** Begin Dataset rows **

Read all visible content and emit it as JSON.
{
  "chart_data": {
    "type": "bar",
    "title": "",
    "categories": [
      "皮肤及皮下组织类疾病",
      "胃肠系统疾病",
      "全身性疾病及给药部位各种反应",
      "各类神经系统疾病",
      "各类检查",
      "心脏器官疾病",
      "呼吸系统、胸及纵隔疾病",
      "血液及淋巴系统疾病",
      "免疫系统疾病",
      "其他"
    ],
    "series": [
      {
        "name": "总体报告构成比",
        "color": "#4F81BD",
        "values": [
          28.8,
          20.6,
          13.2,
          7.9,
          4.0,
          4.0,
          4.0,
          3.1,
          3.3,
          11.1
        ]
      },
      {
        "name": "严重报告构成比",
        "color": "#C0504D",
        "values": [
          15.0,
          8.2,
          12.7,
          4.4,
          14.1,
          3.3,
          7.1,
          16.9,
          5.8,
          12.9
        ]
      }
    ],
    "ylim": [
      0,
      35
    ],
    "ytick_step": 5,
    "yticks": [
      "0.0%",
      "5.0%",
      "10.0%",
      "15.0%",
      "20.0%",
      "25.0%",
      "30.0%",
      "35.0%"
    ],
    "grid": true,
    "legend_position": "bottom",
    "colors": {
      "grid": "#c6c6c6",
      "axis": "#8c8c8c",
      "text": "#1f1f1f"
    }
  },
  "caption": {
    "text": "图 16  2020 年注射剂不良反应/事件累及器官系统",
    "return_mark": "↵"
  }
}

** End Dataset rows **

### Direction
Copy out each line above, character for character.

### Written answer
Read all visible content and emit it as JSON.
{
  "chart_data": {
    "type": "bar",
    "title": "",
    "categories": [
      "皮肤及皮下组织类疾病",
      "胃肠系统疾病",
      "全身性疾病及给药部位各种反应",
      "各类神经系统疾病",
      "各类检查",
      "心脏器官疾病",
      "呼吸系统、胸及纵隔疾病",
      "血液及淋巴系统疾病",
      "免疫系统疾病",
      "其他"
    ],
    "series": [
      {
        "name": "总体报告构成比",
        "color": "#4F81BD",
        "values": [
          28.8,
          20.6,
          13.2,
          7.9,
          4.0,
          4.0,
          4.0,
          3.1,
          3.3,
          11.1
        ]
      },
      {
        "name": "严重报告构成比",
        "color": "#C0504D",
        "values": [
          15.0,
          8.2,
          12.7,
          4.4,
          14.1,
          3.3,
          7.1,
          16.9,
          5.8,
          12.9
        ]
      }
    ],
    "ylim": [
      0,
      35
    ],
    "ytick_step": 5,
    "yticks": [
      "0.0%",
      "5.0%",
      "10.0%",
      "15.0%",
      "20.0%",
      "25.0%",
      "30.0%",
      "35.0%"
    ],
    "grid": true,
    "legend_position": "bottom",
    "colors": {
      "grid": "#c6c6c6",
      "axis": "#8c8c8c",
      "text": "#1f1f1f"
    }
  },
  "caption": {
    "text": "图 16  2020 年注射剂不良反应/事件累及器官系统",
    "return_mark": "↵"
  }
}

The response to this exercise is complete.